Acerca de la “revolución democrática”


Por Luis C. Turiansky


Recientemente, en la diaria, Pablo Rodríguez Almada tituló su semblanza del ex presidente desaparecido Tabaré Vázquez refiriéndose a la llamada “revolución democrática del siglo XXI”. [1]Tenemos así, no ya la memoria del pasado con sentido nostálgico, sino lo que sería un nuevo concepto revolucionario que va más allá del homenaje a Tabaré, tal vez con vistas a una nueva propuesta programática. Anteriormente, el dominicano Faustino Collado había desarrollado el tema en el número 17 de la revista Global de Santo Domingo.[2]

¿Acaso la democracia está en peligro a nivel mundial o en nuestro país? Desde luego que no; mejor dicho, todavía no. Sucede que, en los debates en torno a este tema, debe distinguirse claramente entre “democracia” y “libertad”.  La libertad es un atributo de la democracia, o sea, es su modus operandi, no su esencia. Los regímenes revolucionarios pueden incluso cumplir su misión histórica, durante un período necesariamente transitorio, recurriendo a métodos dictatoriales. Por consiguiente, no hay que confundir “revolución democrática” con “revolución en democracia” o con la revolución liberal de los siglos XIX y XX, que adoptó no pocas veces la forma de una dictadura.

Entendámonos

En la experiencia del socialismo en Europa Central hubo una etapa en que primó la concepción de “democracia popular”, destinada a distinguirla del modelo leninista soviético. Al fundirse ambos procesos en uno solo, la búsqueda de caminos propios tuvo que ceder a la predominancia ideológica soviética y, salvo en Yugoslavia, separada del bloque soviético y donde, entre otras cosas, se puso en práctica la idea un tanto herética de “autogestión”, el modelo de sociedad socialista se redujo a expandir las experiencias del sistema estalinista. En el lenguaje político, el concepto de democracia popular cayó en desuso, lo cual no deja de ser un avance al menos en el plano lingüístico, porque, en el fondo, decir “democracia popular” es una redundancia. Finalmente, sin embargo, fue sustituido por otra expresión igualmente incomprensible, el “socialismo real”, que viene a ser “aquí lo tienen, no hay otro, no busquen más”. 

Algunos autores marxistas han distinguido por cierto entre “revolución democrática” y “revolución democrática burguesa”, esta última identificada con la Revolución Francesa y la lucha independentista en las Américas.

☆ ☆ ☆

Tus tareas
1. ¿Concuerdan con el fragmento citado estas afirmaciones? (a) Según el autor, la libertad es la esencia de la democracia. (b) Faustino Collado desarrolló el tema en el número 17 de la revista Global de Santo Domingo. (c) En Yugoslavia se puso en práctica la idea de “autogestión”. Responde sí o no a cada una y cita literalmente las palabras del fragmento que lo deciden.
2. Copia del fragmento citado el pasaje que empieza con «Algunos autores marxistas» y sigue hasta «en las Américas.», sin cambiar nada.

Datos proporcionados
☆ ☆ ☆

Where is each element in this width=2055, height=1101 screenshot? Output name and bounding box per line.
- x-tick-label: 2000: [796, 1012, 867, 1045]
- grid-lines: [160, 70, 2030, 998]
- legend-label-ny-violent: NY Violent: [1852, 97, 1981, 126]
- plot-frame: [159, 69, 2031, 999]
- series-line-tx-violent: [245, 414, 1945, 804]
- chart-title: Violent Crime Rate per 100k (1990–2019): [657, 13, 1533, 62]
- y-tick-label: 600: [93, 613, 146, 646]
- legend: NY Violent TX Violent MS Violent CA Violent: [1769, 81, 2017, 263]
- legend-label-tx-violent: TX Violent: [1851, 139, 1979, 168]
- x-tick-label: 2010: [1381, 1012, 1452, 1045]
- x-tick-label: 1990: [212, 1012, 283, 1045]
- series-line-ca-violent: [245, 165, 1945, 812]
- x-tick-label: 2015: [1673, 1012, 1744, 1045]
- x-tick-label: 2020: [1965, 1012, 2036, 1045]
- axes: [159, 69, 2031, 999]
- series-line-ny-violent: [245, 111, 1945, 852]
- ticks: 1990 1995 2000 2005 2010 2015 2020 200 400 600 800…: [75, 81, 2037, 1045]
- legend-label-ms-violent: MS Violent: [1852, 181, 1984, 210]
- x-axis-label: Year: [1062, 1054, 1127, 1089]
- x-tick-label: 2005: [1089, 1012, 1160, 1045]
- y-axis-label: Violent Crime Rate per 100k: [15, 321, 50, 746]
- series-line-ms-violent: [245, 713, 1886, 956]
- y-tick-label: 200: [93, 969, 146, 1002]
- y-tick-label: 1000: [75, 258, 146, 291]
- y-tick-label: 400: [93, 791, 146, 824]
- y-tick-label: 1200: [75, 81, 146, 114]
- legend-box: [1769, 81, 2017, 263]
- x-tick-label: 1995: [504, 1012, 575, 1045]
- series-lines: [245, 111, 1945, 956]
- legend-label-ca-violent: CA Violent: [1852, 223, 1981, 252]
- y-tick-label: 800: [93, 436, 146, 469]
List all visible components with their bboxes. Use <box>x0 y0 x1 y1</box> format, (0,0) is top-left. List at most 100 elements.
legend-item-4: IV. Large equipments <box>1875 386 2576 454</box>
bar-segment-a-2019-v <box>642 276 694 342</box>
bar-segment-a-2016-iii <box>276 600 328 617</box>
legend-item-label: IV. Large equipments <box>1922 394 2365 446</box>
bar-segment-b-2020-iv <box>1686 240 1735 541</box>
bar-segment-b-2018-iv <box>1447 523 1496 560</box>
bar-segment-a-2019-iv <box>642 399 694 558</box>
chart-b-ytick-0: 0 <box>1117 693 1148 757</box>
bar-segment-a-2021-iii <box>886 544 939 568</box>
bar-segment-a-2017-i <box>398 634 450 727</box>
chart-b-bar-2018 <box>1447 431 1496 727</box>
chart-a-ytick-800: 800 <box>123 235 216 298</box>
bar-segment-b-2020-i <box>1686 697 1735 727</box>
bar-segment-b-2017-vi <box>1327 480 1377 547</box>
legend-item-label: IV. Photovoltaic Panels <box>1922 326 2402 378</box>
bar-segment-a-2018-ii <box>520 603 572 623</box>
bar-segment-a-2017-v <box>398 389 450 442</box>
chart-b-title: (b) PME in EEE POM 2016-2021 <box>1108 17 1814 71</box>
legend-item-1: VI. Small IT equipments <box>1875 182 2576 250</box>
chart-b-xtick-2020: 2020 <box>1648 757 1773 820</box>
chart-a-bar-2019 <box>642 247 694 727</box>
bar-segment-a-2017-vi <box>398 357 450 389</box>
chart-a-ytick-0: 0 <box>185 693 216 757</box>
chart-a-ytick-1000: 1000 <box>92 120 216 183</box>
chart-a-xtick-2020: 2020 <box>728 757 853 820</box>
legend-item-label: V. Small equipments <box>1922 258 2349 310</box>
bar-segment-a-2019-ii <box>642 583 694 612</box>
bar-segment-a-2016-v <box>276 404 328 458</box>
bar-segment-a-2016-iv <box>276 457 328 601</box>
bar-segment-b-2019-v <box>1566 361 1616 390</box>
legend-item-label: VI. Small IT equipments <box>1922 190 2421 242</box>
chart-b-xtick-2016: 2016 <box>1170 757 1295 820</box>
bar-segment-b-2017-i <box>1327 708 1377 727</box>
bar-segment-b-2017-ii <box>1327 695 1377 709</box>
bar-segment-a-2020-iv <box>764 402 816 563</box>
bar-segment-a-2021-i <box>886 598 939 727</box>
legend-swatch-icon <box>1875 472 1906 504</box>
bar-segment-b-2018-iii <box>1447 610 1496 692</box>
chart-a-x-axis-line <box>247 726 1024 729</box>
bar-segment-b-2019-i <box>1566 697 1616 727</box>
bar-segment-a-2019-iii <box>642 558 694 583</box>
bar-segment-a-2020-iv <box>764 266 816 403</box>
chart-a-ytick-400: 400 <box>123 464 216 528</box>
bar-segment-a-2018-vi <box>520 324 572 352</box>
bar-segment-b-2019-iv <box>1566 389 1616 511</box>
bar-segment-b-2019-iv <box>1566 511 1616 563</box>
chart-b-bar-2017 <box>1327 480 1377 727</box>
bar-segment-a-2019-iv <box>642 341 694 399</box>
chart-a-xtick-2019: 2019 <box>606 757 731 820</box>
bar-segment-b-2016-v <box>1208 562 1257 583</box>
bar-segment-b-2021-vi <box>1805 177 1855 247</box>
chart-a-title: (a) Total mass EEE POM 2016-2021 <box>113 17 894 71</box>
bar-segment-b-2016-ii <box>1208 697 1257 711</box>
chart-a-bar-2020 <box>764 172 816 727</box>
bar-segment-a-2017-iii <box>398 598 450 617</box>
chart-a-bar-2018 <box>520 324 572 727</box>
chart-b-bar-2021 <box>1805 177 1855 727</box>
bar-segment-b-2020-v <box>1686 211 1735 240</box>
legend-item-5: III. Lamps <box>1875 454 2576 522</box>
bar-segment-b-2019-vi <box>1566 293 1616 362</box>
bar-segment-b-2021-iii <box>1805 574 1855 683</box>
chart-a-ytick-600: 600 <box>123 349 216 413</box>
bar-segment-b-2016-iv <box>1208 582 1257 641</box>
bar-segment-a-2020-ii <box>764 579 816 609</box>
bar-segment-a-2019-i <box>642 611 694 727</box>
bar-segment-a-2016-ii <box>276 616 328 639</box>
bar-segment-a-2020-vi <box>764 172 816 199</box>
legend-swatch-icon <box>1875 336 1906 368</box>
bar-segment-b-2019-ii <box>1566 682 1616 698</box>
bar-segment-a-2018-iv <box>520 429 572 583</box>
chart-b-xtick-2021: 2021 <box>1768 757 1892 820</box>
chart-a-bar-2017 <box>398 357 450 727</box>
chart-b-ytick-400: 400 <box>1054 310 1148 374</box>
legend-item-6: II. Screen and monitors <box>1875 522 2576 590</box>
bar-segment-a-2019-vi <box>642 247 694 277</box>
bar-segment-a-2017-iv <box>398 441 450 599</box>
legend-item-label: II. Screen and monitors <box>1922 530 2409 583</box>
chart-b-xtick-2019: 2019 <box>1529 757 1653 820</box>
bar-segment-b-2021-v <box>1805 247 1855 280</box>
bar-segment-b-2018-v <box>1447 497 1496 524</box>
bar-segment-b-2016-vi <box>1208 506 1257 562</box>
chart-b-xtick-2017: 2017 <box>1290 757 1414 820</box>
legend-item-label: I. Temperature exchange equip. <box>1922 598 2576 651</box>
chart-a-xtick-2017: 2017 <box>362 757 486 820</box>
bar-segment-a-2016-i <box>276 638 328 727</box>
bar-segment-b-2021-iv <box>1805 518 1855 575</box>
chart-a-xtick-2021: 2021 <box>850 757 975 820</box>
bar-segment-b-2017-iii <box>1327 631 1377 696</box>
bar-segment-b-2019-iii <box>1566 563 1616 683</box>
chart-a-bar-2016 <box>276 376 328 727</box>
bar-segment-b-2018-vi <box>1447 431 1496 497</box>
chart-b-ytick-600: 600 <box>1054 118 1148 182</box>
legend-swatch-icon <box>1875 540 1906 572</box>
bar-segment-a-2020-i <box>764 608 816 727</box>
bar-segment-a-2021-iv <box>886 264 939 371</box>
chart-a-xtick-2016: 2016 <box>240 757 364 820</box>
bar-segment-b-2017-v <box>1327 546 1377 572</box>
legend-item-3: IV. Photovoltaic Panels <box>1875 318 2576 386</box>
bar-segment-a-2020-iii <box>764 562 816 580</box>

☆ ☆ ☆

Ejercicio resuelto
1.
(a) No: «La libertad es un atributo de la democracia, o sea, es su modus operandi, no su esencia.»
(b) Sí: «el dominicano Faustino Collado había desarrollado el tema en el número 17 de la revista Global de Santo Domingo»
(c) Sí: «salvo en Yugoslavia, separada del bloque soviético y donde, entre otras cosas, se puso en práctica la idea un tanto herética de “autogestión”»

2.
Algunos autores marxistas han distinguido por cierto entre “revolución democrática” y “revolución democrática burguesa”, esta última identificada con la Revolución Francesa y la lucha independentista en las Américas.